GIVEN REQUEST 1 -
According to the lxml forum post, which version of lxml is being used?
GIVEN REQUEST 2 -
Recast the records as a Markdown table with the columns Row and Line, taking them from their first line up to and including the line with "colorbar-swatch [337, 711, 371, 733]" and omitting blank lines.

TEXT SECTION -
>>>>>
I'm using lxml
-v 3.7.3, i'm trying to parse a list of html parts of code, change the value of some specific node attributes and then save them.
Basically this is my code:
from lxml import etree
# parsing of the html fragment
parser = etree.HTMLParser()
xhtml = etree.parse(io.StringIO('<a href="http://www.example.com">hello world</a>'), parser)
root = xhtml.getroot()
# change href from example.com to otherexample.com
[...]
# render the elements tree as a string
etree.tostring(root, encoding='unicode', method='html')
Output:
<html><body><a href='http://www.otherexample.com'>hello world</a></body></html>
The issue i have is that the tags <html>
and <body>
are always added to the rendered html.
What i need is the string <a href='http://www.otherexample.com'>hello world</a>
because what i'm processing is part of an HTML document, not the all document.
I know i could just strip out the surrounding tags but it looks very hacky.
Any suggestions?
EDIT:
The markup i have in input is somewhere broken or not a proper HTML. This is an example:
<p><a href="http://www.example.com">hello world</a><script async src="//platform.twitter.com/widgets.js" charset="utf-8"></script><p>
Expected Output:
<p><a href="http://www.otherexample.com">hello world</a><script async src="//platform.twitter.com/widgets.js" charset="utf-8"></script><p>
<<<<<
EXTRACTED INFORMATION -
>>>>>
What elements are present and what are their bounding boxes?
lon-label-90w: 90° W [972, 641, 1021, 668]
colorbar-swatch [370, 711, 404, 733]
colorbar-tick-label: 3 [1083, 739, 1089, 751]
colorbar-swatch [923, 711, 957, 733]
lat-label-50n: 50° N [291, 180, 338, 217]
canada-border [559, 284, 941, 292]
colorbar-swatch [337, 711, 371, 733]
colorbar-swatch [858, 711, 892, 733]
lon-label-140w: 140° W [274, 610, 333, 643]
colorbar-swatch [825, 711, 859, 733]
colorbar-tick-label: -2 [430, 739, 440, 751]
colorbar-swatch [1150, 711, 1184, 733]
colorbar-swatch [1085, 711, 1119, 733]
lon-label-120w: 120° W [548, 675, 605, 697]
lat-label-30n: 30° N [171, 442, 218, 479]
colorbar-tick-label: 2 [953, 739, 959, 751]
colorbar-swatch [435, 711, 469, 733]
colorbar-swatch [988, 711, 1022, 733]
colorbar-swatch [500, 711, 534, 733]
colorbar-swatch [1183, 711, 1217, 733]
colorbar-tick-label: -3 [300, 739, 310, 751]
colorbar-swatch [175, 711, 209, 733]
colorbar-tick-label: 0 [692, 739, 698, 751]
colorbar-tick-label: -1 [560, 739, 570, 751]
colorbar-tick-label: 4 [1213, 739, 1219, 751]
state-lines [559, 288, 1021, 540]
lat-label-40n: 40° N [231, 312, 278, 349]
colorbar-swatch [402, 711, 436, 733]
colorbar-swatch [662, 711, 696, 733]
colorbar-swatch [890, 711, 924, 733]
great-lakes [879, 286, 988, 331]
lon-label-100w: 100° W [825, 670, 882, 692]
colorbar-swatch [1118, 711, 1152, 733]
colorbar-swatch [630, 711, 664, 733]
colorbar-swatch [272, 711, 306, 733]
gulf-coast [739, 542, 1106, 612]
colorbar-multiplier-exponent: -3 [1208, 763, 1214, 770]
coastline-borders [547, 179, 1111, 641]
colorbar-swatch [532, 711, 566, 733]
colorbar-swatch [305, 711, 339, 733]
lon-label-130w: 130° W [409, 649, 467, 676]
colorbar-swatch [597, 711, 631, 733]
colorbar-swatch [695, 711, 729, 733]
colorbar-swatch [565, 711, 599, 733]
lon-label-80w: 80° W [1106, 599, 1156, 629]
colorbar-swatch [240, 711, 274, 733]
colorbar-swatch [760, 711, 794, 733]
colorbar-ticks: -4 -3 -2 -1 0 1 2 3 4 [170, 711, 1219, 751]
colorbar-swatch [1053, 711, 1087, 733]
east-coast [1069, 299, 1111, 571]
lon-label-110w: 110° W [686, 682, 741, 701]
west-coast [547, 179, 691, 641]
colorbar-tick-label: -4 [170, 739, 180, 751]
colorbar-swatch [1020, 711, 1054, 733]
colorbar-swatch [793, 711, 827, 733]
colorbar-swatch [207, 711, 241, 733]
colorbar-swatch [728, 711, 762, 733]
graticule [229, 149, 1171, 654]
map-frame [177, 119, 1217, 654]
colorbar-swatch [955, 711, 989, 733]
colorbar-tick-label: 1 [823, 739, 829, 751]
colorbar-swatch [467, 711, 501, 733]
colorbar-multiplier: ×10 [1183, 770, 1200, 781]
<<<<<
FULL ANSWER 1 -
Version 3.7.3.

FULL ANSWER 2 -
| Row | Line |
|---|---|
| 1 | What elements are present and what are their bounding boxes? |
| 2 | lon-label-90w: 90° W [972, 641, 1021, 668] |
| 3 | colorbar-swatch [370, 711, 404, 733] |
| 4 | colorbar-tick-label: 3 [1083, 739, 1089, 751] |
| 5 | colorbar-swatch [923, 711, 957, 733] |
| 6 | lat-label-50n: 50° N [291, 180, 338, 217] |
| 7 | canada-border [559, 284, 941, 292] |
| 8 | colorbar-swatch [337, 711, 371, 733] |